PROBLEM STATEMENT:
Using the material that follows, identify and copy each line with the string "name".

Begin

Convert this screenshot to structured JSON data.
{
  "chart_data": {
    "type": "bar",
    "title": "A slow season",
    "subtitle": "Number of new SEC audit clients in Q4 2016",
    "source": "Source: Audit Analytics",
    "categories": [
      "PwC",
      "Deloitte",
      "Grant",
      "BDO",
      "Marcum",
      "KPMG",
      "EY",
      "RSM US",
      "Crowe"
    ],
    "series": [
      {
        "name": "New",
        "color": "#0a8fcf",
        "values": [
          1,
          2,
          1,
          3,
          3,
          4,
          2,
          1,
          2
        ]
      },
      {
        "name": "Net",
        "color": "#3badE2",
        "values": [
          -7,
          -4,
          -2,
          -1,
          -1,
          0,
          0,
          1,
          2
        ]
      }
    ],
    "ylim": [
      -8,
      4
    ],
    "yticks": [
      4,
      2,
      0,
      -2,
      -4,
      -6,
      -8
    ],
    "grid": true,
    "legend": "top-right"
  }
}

End
Begin

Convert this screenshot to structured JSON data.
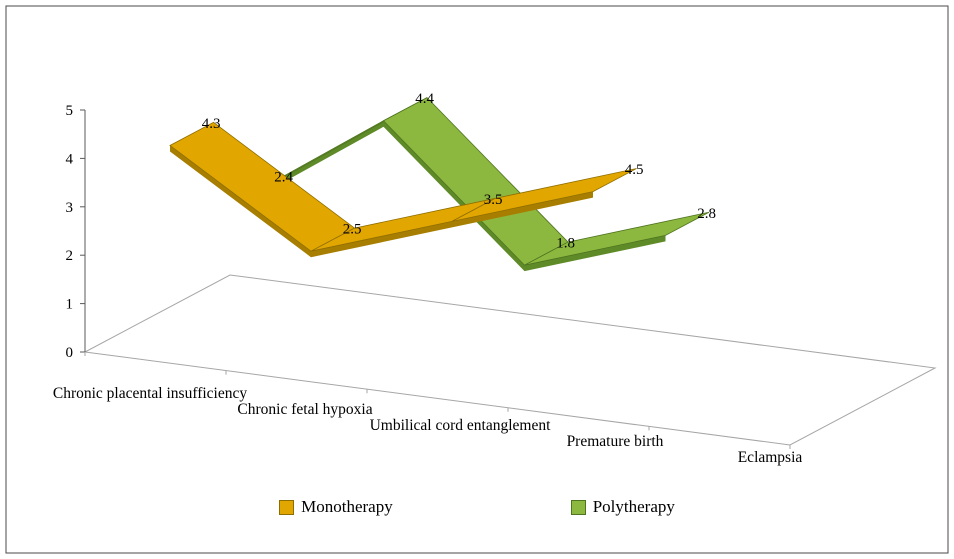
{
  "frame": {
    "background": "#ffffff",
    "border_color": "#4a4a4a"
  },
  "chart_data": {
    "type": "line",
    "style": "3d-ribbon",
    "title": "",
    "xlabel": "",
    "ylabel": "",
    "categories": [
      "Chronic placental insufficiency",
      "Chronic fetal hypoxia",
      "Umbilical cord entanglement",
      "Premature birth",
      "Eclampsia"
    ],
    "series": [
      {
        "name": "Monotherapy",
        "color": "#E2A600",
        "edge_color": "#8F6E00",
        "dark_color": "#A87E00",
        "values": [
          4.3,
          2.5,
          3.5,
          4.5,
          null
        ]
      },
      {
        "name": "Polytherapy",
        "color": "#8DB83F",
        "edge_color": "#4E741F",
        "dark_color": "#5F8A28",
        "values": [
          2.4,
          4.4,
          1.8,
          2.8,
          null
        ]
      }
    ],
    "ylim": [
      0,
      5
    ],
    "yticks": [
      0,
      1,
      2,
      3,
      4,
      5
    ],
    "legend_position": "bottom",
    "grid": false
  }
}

End

EXPECTED OUTPUT:
        "name": "New",
        "name": "Net",
        "name": "Monotherapy",
        "name": "Polytherapy",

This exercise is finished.